Stored items from a collection:
# # # #
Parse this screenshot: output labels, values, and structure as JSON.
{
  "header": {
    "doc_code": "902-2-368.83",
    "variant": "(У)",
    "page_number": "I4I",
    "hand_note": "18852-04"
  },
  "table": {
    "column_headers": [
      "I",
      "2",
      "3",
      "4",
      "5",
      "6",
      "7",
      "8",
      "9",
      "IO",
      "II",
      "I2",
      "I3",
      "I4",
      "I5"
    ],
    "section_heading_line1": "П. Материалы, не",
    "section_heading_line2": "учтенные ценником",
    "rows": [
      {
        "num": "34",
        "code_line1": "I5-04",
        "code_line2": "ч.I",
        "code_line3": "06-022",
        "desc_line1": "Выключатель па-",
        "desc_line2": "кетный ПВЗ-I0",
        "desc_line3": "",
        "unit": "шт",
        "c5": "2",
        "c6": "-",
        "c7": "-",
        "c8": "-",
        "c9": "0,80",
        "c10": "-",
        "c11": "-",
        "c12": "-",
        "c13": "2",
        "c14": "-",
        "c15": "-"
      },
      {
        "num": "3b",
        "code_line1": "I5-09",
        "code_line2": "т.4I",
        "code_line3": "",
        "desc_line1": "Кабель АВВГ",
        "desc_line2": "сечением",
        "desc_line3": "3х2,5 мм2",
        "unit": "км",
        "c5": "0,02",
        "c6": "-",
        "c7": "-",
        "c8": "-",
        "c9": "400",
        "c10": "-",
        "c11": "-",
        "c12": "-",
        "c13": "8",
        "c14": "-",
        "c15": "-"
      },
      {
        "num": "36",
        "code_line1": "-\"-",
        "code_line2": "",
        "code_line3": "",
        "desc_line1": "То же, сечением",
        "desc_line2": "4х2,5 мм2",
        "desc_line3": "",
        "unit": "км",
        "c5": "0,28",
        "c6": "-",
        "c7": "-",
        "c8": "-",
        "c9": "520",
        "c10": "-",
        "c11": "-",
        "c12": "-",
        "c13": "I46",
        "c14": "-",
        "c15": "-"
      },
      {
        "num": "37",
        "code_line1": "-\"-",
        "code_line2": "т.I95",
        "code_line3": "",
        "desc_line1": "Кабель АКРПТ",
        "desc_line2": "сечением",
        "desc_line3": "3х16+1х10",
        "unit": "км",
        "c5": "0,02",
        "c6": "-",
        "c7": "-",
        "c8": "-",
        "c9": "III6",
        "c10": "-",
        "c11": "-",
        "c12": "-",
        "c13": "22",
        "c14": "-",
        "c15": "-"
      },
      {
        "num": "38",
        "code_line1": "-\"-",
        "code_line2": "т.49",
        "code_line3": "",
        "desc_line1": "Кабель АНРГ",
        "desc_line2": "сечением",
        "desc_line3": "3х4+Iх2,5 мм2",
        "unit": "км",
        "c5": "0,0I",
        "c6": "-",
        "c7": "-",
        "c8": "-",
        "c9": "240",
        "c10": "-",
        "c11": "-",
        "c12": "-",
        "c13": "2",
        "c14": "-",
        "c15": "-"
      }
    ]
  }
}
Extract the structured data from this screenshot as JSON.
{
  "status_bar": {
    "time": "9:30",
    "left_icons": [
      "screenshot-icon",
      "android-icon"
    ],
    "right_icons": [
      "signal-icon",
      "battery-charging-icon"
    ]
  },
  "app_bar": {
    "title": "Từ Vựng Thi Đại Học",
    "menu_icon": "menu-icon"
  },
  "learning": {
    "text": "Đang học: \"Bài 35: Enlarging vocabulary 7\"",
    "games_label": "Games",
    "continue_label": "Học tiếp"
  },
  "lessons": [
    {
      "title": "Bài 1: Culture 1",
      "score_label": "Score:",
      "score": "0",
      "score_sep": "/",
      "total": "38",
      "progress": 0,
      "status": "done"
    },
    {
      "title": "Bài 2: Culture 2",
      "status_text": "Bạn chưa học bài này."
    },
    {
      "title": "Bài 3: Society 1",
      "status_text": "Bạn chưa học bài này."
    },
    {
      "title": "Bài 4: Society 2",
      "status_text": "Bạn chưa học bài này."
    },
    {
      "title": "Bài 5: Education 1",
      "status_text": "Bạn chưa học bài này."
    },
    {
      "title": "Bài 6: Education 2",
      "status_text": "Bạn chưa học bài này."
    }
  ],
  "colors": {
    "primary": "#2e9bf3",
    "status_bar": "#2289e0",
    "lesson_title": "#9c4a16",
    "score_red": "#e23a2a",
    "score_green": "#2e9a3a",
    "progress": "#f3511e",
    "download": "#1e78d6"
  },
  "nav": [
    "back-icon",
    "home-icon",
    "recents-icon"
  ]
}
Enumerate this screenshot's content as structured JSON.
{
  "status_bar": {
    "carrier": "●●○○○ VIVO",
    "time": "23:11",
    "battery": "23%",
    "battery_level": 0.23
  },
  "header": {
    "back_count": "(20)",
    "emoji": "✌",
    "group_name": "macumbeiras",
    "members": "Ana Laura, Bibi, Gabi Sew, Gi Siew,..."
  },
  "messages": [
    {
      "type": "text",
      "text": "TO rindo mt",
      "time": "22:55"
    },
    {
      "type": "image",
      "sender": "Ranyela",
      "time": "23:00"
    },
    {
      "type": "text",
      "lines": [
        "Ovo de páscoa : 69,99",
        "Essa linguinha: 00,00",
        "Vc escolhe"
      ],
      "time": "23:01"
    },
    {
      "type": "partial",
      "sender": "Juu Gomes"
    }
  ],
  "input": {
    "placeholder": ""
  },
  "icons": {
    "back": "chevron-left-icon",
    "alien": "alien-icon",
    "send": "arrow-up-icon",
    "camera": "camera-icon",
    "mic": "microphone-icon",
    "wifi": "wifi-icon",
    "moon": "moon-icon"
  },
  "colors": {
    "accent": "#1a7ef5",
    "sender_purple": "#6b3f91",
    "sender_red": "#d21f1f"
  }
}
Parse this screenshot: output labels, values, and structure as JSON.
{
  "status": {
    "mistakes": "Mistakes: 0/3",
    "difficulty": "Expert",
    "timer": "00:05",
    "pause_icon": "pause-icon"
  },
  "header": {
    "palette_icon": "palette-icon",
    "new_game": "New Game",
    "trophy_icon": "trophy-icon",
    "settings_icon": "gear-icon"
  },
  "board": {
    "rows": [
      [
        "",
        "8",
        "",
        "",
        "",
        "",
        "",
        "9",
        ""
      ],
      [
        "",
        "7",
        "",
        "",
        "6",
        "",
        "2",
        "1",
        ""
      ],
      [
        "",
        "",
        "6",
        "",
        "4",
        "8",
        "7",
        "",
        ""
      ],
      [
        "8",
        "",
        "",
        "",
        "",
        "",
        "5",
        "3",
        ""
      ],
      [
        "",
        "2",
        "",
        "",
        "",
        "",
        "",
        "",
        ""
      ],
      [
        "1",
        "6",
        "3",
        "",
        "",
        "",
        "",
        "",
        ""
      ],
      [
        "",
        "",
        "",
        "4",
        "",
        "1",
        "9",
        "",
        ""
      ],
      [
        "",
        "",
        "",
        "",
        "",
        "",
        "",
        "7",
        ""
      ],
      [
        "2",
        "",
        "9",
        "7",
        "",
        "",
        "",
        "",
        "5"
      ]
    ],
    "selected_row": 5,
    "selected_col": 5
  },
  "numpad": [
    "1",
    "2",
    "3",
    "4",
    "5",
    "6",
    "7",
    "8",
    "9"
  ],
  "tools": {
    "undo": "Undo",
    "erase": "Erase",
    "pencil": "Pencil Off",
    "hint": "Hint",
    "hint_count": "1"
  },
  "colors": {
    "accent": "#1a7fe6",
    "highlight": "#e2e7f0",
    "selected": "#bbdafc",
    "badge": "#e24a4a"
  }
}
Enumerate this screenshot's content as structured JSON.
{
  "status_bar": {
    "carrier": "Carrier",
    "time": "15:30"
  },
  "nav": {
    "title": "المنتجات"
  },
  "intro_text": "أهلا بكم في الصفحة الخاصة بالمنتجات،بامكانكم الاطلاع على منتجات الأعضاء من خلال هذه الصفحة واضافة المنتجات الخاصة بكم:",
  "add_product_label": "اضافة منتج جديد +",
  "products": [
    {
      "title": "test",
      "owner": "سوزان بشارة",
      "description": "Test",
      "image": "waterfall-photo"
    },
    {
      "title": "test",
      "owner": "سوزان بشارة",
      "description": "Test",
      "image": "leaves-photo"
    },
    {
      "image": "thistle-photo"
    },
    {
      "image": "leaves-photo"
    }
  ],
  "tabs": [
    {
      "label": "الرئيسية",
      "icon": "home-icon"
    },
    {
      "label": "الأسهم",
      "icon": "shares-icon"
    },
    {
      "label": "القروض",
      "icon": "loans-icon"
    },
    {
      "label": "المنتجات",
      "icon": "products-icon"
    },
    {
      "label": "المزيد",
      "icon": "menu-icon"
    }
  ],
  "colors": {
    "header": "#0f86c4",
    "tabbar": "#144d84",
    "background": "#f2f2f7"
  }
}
# # # #
Exercise ▸ Scan the material and collect every line that contains "Кабель".

Result of this task ▸
        "desc_line1": "Кабель АВВГ",
        "desc_line1": "Кабель АКРПТ",
        "desc_line1": "Кабель АНРГ",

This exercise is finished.